(Set problem) Repeat each record exactly as written, and drop any images.

(Figure record extracts)
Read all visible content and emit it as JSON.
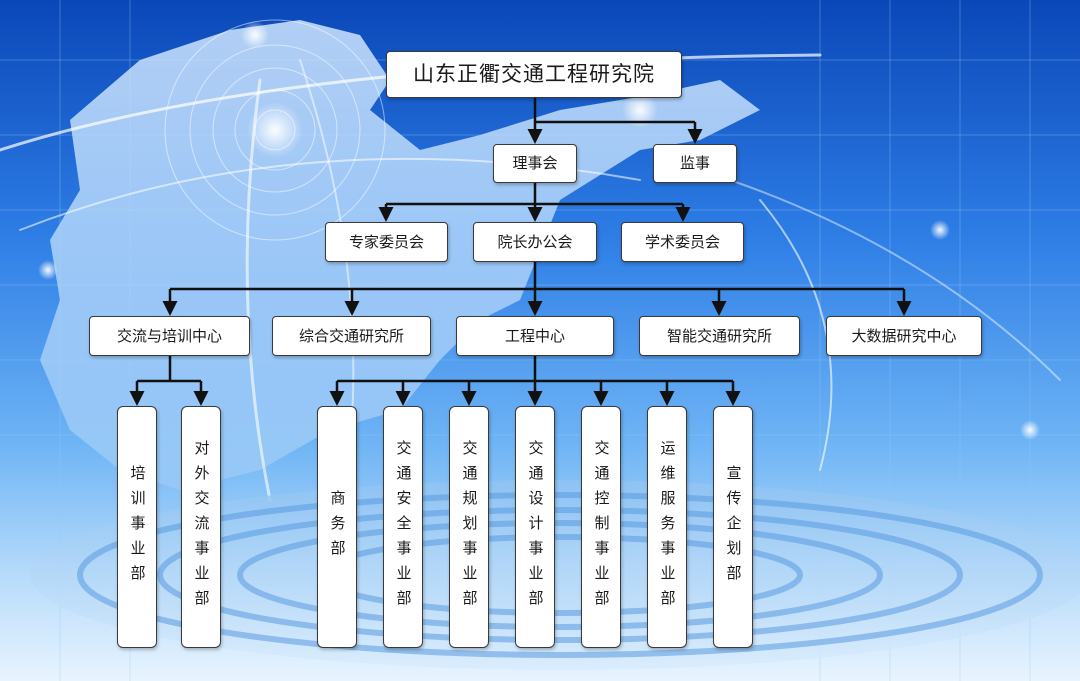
{
  "colors": {
    "line": "#111111",
    "box_fill": "#ffffff",
    "box_border": "#3a3a3a"
  },
  "root": "山东正衢交通工程研究院",
  "level1": {
    "board": "理事会",
    "supervisor": "监事"
  },
  "level2": {
    "expert_committee": "专家委员会",
    "president_office": "院长办公会",
    "academic_committee": "学术委员会"
  },
  "level3": {
    "exchange_training_center": "交流与培训中心",
    "comprehensive_transport_institute": "综合交通研究所",
    "engineering_center": "工程中心",
    "intelligent_transport_institute": "智能交通研究所",
    "big_data_center": "大数据研究中心"
  },
  "level4_training": {
    "training_division": "培训事业部",
    "external_exchange_division": "对外交流事业部"
  },
  "level4_engineering": {
    "business_dept": "商务部",
    "traffic_safety_division": "交通安全事业部",
    "traffic_planning_division": "交通规划事业部",
    "traffic_design_division": "交通设计事业部",
    "traffic_control_division": "交通控制事业部",
    "operations_service_division": "运维服务事业部",
    "publicity_planning_dept": "宣传企划部"
  }
}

(Exercise solution)
Read all visible content and emit it as JSON.
{
  "colors": {
    "line": "#111111",
    "box_fill": "#ffffff",
    "box_border": "#3a3a3a"
  },
  "root": "山东正衢交通工程研究院",
  "level1": {
    "board": "理事会",
    "supervisor": "监事"
  },
  "level2": {
    "expert_committee": "专家委员会",
    "president_office": "院长办公会",
    "academic_committee": "学术委员会"
  },
  "level3": {
    "exchange_training_center": "交流与培训中心",
    "comprehensive_transport_institute": "综合交通研究所",
    "engineering_center": "工程中心",
    "intelligent_transport_institute": "智能交通研究所",
    "big_data_center": "大数据研究中心"
  },
  "level4_training": {
    "training_division": "培训事业部",
    "external_exchange_division": "对外交流事业部"
  },
  "level4_engineering": {
    "business_dept": "商务部",
    "traffic_safety_division": "交通安全事业部",
    "traffic_planning_division": "交通规划事业部",
    "traffic_design_division": "交通设计事业部",
    "traffic_control_division": "交通控制事业部",
    "operations_service_division": "运维服务事业部",
    "publicity_planning_dept": "宣传企划部"
  }
}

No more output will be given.